TASK DIRECTIONS: List every dollar amount in the text below about Post's micropayments, in the order they appear.

SELECTED EXTRACT:
The micropayments aspect of Post is interesting as a way for content creators to make money from the platform. It’s based on points, which can be redeemed for $0.01 each, but which cost $0.014 to buy (down to $0.0126 if you buy 10,000 points). If this margin between the cost of points and the redeemable value is a way to make money, or just a way to cover Stripe charges, isn’t clear, but I think it’s to cover Stripe and credit card processing fees because those redeeming points pay the fee on the way out, so Post appears to be covering its costs here. It’s also not clear that this is going to remain the exchange rate, but the redemption value is so common sense that I think it will stay this way for a long time.
As a new user, you get 50 points banked, to spend as you see fit. You can tip another user, or you can spend points on paywalled content. This weekend, I saw articles from Reuters and others interposing micropayments in front of content, but only on the mobile version — the desktop experience may becoming next.
To redeem points for dollars, you have to have $50 worth of points. Currently, you email someone to request a withdrawal. I’m sure as the technology advances, the minimum will fall, and the automation will increase.
Posts can be longer on Post.News, and can contain subscription buttons, registration buttons, and more. It’s more like a feed of articles in many ways, not just a feed of thoughts with links. As one early adopter noted, Post feels like Twitter and Medium had a child.
How will Post make money? It’s uncertain, but I might be convinced to pay $4.99/month for something like this. Media players may also be willing to pay to push content and generate micropayments. The “lease and subscribe” model I speculated about more than two years ago might prove viable here.

DATASET EXCERPTS:
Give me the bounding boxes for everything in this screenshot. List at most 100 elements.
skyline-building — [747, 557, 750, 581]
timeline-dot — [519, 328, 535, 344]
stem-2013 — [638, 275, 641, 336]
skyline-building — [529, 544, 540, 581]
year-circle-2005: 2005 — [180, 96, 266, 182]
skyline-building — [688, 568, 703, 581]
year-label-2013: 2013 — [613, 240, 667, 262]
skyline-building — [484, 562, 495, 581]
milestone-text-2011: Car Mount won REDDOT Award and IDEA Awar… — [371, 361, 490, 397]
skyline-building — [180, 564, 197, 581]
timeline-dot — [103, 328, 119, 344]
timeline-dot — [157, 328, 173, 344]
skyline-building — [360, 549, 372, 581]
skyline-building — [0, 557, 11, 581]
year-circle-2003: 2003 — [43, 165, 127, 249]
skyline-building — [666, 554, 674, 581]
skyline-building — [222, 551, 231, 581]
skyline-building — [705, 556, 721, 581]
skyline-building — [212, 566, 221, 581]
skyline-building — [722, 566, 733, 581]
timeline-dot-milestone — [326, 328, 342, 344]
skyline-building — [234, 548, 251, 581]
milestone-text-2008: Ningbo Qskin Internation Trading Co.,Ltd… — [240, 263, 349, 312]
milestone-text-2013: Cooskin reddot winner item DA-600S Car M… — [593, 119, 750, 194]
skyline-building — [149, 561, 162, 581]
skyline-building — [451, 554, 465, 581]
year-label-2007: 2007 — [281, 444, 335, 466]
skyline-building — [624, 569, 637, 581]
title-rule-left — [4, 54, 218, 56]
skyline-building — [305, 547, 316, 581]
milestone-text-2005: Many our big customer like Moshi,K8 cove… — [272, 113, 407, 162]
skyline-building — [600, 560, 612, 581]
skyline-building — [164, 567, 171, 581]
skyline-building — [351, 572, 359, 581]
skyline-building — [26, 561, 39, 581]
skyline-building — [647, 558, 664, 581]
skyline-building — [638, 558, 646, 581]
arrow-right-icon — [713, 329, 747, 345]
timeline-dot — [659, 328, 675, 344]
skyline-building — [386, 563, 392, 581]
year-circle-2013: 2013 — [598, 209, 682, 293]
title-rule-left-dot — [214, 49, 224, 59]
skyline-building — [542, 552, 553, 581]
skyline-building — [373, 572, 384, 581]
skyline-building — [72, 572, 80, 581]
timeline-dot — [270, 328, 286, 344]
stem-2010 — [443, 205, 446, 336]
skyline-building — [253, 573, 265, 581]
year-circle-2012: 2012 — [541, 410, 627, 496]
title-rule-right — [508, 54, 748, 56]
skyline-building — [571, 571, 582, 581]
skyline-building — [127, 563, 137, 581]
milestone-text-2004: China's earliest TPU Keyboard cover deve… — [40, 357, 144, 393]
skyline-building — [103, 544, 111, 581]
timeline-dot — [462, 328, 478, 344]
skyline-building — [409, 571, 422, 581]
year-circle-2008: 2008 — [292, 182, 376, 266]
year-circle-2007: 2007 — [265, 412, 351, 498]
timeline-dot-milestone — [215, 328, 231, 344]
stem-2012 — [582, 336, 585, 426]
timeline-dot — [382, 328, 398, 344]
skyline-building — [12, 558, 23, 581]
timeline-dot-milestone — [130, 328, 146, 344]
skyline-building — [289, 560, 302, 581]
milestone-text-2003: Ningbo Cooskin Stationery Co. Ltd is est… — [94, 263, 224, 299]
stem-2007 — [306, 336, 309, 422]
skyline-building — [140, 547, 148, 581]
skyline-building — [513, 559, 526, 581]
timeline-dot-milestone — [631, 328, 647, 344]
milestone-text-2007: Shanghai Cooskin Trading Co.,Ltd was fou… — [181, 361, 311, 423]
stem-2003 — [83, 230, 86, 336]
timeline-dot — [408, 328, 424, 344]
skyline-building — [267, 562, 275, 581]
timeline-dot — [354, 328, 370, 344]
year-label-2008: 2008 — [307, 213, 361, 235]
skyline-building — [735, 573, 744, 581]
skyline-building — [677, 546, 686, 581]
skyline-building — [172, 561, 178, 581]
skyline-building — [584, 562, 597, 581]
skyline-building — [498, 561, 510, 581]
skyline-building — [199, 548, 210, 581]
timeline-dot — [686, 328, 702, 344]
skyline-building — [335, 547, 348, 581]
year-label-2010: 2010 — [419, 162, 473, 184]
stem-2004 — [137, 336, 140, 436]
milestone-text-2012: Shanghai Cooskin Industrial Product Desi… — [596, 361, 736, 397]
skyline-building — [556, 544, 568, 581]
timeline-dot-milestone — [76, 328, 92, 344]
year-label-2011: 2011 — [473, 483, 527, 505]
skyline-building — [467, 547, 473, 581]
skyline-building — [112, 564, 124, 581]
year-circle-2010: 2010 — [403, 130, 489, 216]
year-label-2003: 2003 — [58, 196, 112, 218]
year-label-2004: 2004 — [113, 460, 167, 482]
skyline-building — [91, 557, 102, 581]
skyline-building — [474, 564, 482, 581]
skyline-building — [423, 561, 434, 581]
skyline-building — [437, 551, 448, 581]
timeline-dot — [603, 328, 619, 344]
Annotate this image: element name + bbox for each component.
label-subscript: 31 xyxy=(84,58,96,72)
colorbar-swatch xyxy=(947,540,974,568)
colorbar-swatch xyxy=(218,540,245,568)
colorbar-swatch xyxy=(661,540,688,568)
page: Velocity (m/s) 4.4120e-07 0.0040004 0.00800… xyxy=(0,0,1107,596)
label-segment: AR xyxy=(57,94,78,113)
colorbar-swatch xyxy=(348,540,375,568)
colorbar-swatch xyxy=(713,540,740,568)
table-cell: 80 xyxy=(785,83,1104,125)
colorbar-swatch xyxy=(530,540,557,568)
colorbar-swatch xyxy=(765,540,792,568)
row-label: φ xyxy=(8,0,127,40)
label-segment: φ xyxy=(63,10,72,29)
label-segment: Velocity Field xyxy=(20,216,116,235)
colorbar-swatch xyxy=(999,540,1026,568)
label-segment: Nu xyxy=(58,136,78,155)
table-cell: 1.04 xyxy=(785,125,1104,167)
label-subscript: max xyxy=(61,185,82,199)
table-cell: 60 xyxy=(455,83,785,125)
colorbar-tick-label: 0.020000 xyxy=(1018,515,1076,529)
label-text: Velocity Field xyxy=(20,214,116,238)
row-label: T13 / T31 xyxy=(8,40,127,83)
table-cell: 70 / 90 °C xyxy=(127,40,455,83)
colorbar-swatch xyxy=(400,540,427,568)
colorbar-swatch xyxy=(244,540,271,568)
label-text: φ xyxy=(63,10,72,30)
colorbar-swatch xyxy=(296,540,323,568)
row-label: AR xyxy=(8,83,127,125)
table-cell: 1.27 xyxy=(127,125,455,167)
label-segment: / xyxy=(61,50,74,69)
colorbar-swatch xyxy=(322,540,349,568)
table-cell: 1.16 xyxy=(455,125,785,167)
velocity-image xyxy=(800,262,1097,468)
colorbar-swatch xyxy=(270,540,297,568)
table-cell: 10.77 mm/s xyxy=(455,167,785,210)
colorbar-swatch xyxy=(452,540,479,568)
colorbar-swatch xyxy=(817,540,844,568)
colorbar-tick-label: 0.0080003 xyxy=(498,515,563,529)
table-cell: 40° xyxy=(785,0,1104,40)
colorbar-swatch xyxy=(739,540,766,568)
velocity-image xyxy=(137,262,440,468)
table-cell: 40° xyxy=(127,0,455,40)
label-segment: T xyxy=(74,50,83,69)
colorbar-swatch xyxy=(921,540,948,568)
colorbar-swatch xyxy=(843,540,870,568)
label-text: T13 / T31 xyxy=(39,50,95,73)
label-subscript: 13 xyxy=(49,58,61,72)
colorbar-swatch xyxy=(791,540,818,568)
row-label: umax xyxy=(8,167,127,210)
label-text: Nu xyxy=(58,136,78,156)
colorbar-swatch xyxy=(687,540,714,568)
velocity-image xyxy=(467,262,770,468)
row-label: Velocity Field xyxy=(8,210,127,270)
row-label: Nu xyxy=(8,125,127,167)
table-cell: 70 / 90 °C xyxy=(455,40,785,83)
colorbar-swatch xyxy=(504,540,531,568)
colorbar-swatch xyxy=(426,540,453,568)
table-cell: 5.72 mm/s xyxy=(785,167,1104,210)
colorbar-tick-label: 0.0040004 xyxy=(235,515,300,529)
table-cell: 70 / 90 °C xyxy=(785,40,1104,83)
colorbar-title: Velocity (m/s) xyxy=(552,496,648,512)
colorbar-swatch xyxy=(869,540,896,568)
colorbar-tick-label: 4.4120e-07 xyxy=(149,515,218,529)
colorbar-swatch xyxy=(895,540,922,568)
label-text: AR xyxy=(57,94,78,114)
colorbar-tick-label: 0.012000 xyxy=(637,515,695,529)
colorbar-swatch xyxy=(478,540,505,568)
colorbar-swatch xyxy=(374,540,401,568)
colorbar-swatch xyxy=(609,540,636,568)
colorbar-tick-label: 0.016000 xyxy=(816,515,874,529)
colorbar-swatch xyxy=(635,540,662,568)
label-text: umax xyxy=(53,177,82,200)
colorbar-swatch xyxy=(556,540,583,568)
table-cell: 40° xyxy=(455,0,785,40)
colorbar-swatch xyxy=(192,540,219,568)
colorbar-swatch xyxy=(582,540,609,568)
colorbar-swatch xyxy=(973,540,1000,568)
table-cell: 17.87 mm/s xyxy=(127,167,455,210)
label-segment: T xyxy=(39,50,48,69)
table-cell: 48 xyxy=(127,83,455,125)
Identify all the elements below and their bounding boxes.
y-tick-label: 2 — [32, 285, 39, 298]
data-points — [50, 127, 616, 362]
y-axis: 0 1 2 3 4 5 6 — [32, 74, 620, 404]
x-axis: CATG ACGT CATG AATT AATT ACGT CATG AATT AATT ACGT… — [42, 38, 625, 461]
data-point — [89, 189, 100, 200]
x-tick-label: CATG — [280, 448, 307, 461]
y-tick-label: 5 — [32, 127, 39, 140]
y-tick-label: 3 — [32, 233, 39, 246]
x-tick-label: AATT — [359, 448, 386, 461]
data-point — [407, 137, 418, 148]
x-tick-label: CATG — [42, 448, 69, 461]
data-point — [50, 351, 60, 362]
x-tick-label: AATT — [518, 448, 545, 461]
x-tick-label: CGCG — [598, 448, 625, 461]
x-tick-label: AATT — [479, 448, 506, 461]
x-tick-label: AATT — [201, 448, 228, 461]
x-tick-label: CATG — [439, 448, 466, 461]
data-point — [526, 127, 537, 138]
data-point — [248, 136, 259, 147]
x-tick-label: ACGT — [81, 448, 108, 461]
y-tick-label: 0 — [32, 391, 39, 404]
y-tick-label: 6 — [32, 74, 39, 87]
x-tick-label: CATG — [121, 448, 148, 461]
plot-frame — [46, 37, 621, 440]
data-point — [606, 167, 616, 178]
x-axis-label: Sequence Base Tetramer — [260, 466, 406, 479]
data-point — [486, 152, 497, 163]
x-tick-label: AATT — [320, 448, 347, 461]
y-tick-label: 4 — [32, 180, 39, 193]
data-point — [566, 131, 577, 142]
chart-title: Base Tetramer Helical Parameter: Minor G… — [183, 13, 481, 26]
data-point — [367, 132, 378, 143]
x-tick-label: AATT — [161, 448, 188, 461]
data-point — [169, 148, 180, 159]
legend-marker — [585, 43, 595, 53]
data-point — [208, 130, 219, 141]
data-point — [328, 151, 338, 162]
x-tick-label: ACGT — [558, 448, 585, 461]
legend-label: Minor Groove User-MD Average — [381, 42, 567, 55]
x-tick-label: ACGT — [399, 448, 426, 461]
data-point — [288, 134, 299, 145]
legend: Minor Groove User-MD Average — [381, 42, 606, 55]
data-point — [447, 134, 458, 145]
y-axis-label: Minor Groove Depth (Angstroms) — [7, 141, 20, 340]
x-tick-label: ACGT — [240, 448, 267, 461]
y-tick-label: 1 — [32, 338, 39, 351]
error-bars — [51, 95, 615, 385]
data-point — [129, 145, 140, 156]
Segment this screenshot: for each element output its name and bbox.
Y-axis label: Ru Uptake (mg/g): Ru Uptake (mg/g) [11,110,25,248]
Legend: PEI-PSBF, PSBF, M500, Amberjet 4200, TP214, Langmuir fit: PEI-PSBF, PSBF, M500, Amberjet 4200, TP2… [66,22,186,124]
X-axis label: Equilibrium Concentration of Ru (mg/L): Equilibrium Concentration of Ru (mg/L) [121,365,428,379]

SOLUTION TO THE PROBLEM:
- $0.01
- $0.014
- $0.0126
- $50
- $4.99/month